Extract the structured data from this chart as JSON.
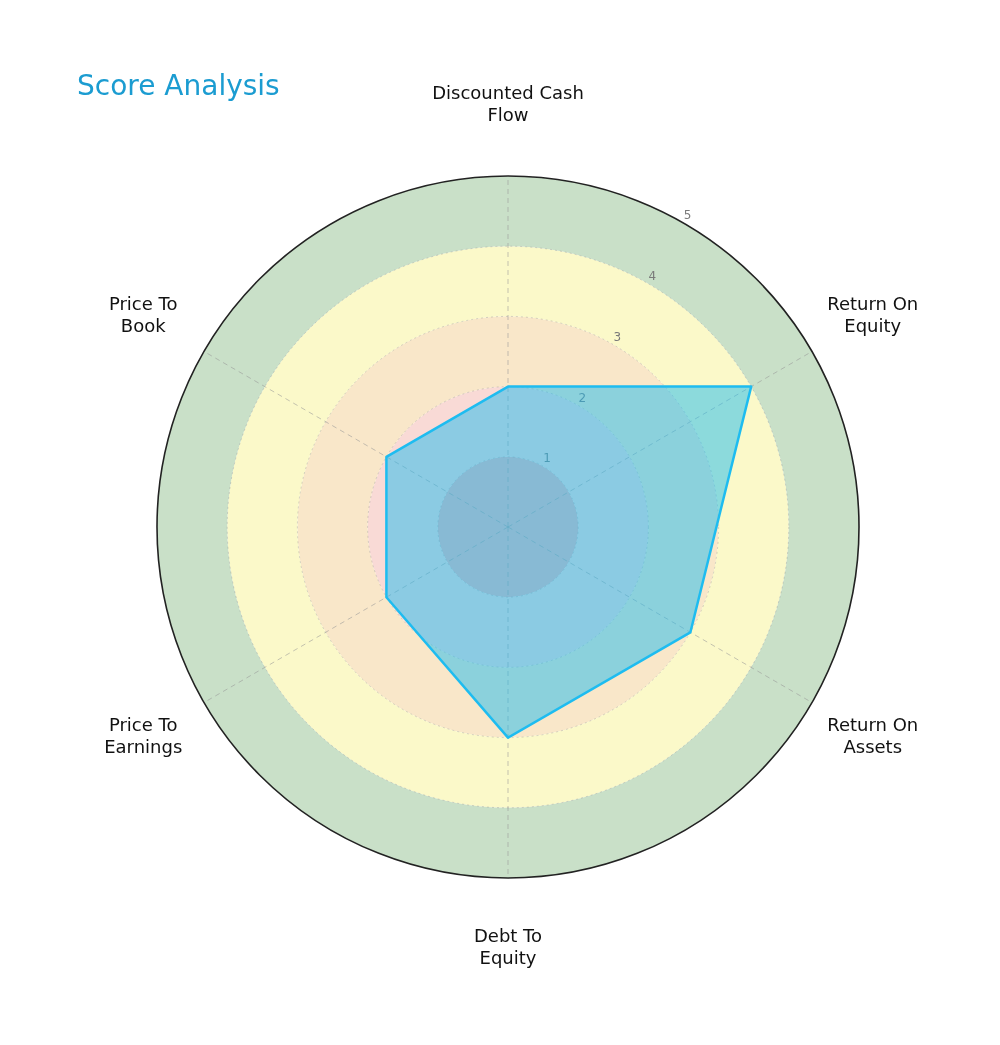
{
  "chart_data": {
    "type": "radar",
    "title": "Score Analysis",
    "categories": [
      "Discounted Cash Flow",
      "Return On Equity",
      "Return On Assets",
      "Debt To Equity",
      "Price To Earnings",
      "Price To Book"
    ],
    "series": [
      {
        "color": "#1ebcf0",
        "values": [
          2,
          4,
          3,
          3,
          2,
          2
        ]
      }
    ],
    "ylim": [
      0,
      5
    ],
    "yticks": [
      1,
      2,
      3,
      4,
      5
    ],
    "grid": true,
    "marker": "none"
  }
}
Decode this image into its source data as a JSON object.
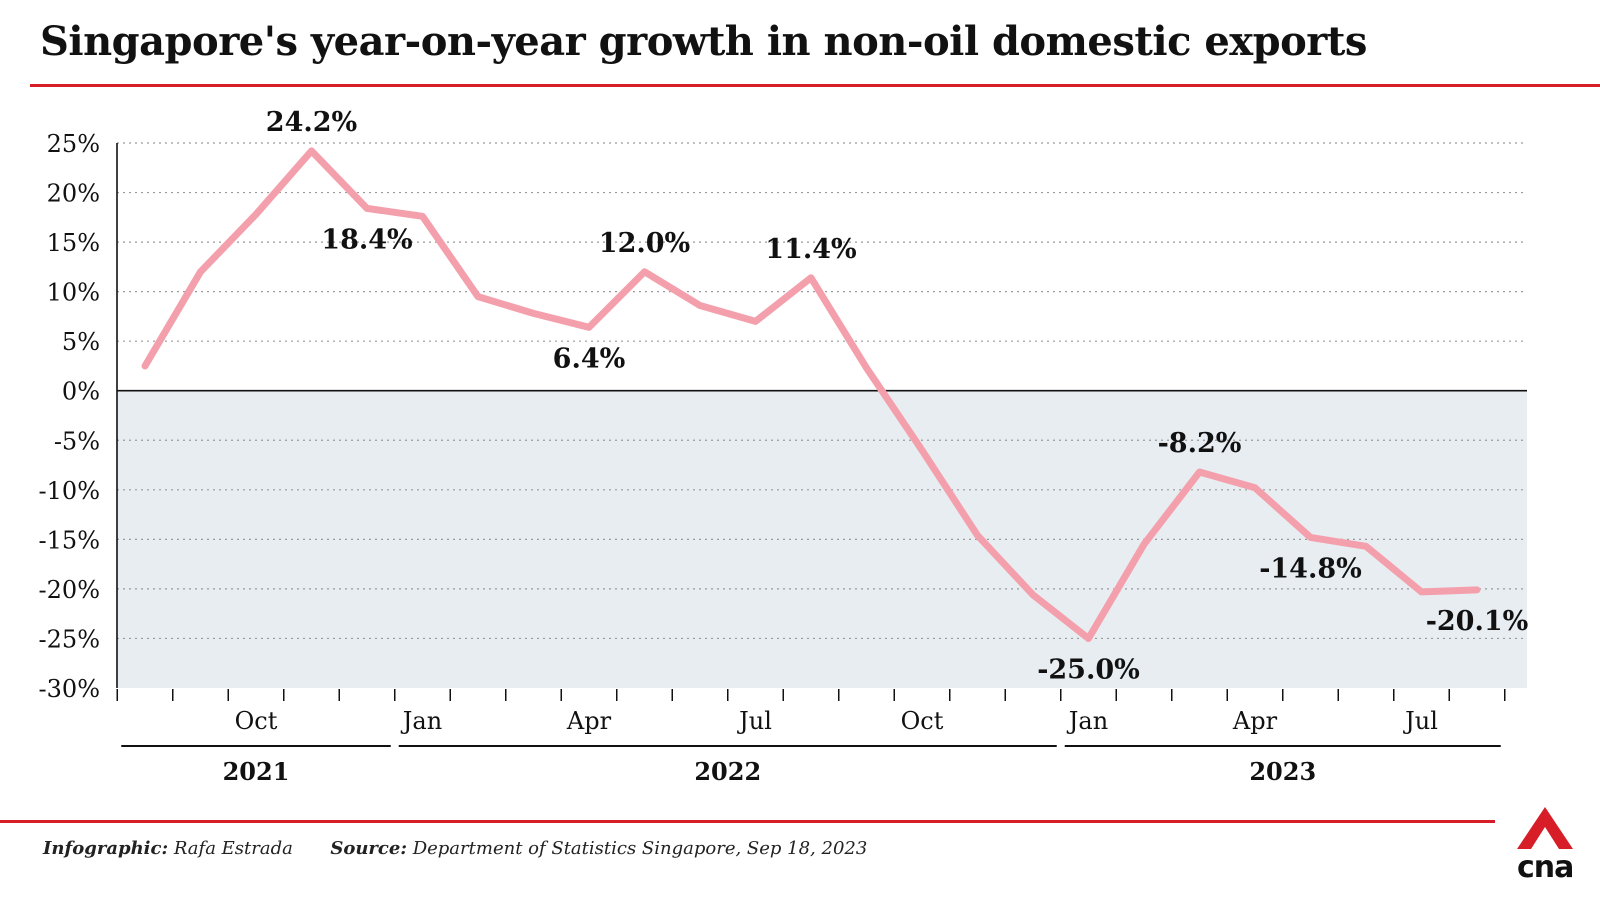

++++++

◆ Problem requirements ◆
Print the records above exactly as they stand, but leave out the pictures.

◆ Task answer ◆
Extract the structured data from this chart as JSON.
{
  "chart_data": {
    "type": "radar",
    "title": "Score Analysis",
    "categories": [
      "Discounted Cash Flow",
      "Return On Equity",
      "Return On Assets",
      "Debt To Equity",
      "Price To Earnings",
      "Price To Book"
    ],
    "series": [
      {
        "color": "#1ebcf0",
        "values": [
          2,
          4,
          3,
          3,
          2,
          2
        ]
      }
    ],
    "ylim": [
      0,
      5
    ],
    "yticks": [
      1,
      2,
      3,
      4,
      5
    ],
    "grid": true,
    "marker": "none"
  }
}
Decode this image into its source data as a JSON object.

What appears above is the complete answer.